(TASK) Using the listing below, select the lines with the word "empresa" and copy them.
* Start RECORDED INFORMATION *
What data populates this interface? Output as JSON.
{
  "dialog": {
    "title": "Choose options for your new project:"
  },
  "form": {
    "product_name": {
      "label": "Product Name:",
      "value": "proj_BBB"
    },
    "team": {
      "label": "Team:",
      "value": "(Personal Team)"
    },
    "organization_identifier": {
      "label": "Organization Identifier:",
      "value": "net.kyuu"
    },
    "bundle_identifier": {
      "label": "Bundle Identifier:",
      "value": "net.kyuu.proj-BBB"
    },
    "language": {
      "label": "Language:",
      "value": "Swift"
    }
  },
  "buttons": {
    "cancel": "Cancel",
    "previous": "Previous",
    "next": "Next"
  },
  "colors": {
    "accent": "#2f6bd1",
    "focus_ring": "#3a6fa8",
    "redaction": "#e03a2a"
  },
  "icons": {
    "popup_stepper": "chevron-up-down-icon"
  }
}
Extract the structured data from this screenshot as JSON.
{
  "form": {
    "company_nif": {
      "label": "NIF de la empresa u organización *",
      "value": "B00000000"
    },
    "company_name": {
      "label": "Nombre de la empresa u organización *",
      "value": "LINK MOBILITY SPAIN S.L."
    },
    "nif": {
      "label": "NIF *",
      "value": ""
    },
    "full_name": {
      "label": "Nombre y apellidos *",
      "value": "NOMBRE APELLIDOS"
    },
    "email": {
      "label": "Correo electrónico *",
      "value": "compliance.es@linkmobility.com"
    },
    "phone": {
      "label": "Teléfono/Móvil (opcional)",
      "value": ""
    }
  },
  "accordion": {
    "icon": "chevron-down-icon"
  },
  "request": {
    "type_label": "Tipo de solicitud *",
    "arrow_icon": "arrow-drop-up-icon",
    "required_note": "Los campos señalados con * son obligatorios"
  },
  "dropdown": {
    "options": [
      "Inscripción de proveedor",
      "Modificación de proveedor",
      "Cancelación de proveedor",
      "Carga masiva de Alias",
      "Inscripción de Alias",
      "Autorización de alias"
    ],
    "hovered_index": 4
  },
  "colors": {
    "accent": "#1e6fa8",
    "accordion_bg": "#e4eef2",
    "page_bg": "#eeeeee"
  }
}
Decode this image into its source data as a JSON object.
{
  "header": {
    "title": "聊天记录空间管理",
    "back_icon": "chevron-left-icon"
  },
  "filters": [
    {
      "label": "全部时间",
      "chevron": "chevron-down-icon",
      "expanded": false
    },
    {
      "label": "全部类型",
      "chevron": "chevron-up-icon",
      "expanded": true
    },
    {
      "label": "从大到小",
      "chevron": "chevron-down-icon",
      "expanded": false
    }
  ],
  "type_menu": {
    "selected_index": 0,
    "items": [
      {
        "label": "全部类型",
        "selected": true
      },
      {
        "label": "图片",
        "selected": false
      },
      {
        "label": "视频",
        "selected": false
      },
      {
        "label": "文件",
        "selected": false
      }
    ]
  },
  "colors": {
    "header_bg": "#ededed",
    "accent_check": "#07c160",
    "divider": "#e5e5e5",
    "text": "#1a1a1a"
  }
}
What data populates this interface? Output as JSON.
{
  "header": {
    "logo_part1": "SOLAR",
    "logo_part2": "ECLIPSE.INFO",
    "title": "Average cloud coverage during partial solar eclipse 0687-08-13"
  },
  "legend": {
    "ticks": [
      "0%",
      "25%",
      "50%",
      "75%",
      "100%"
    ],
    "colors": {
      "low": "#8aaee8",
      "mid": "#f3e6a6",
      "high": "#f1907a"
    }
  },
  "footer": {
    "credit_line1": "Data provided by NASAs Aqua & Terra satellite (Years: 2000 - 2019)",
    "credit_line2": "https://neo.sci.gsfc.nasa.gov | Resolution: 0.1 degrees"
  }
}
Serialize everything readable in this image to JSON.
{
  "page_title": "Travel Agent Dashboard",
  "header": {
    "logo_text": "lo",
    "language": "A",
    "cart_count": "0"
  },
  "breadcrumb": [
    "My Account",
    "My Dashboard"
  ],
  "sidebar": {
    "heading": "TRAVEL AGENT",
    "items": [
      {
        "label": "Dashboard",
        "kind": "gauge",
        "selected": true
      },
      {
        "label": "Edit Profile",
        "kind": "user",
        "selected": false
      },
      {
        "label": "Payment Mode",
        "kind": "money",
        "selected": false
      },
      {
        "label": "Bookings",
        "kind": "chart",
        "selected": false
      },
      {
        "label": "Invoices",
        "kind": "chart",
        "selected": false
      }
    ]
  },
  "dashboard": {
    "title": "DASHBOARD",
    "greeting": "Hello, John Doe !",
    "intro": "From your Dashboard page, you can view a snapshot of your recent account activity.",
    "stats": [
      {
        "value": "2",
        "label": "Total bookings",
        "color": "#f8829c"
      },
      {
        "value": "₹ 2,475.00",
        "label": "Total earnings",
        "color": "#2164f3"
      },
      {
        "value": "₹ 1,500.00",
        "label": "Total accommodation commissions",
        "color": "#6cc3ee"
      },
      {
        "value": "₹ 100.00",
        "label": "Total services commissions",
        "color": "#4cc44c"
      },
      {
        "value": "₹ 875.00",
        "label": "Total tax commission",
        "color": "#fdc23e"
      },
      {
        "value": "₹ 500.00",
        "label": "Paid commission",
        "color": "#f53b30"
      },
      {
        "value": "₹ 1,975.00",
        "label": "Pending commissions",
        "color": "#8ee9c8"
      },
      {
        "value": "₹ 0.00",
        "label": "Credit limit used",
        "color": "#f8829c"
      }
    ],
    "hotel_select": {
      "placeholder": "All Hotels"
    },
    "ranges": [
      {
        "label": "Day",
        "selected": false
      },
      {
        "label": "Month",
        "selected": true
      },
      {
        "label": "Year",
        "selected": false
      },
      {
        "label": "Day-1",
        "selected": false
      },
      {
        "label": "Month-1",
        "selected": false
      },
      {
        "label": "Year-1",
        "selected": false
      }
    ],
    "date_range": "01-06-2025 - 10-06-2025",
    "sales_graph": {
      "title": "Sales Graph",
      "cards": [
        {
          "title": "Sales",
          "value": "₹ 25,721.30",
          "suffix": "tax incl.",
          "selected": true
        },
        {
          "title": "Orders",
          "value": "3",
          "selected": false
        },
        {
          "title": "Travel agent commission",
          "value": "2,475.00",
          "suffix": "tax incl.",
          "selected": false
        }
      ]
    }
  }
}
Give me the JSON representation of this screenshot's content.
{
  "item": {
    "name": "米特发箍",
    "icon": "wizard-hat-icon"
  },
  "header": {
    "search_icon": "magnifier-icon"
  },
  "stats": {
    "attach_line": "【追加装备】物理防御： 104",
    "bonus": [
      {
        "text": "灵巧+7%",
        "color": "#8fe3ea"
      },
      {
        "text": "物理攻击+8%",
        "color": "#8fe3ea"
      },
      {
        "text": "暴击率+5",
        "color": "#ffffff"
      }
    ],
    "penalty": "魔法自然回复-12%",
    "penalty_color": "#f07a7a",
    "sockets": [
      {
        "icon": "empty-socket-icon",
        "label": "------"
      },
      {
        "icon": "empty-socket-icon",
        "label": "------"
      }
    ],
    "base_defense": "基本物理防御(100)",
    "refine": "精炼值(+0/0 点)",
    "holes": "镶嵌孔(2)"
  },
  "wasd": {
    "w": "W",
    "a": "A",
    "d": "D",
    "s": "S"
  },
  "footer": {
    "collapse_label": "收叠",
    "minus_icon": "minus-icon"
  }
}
* End RECORDED INFORMATION *
(SOLUTION TO THIS TASK)
      "label": "NIF de la empresa u organización *",
      "label": "Nombre de la empresa u organización *",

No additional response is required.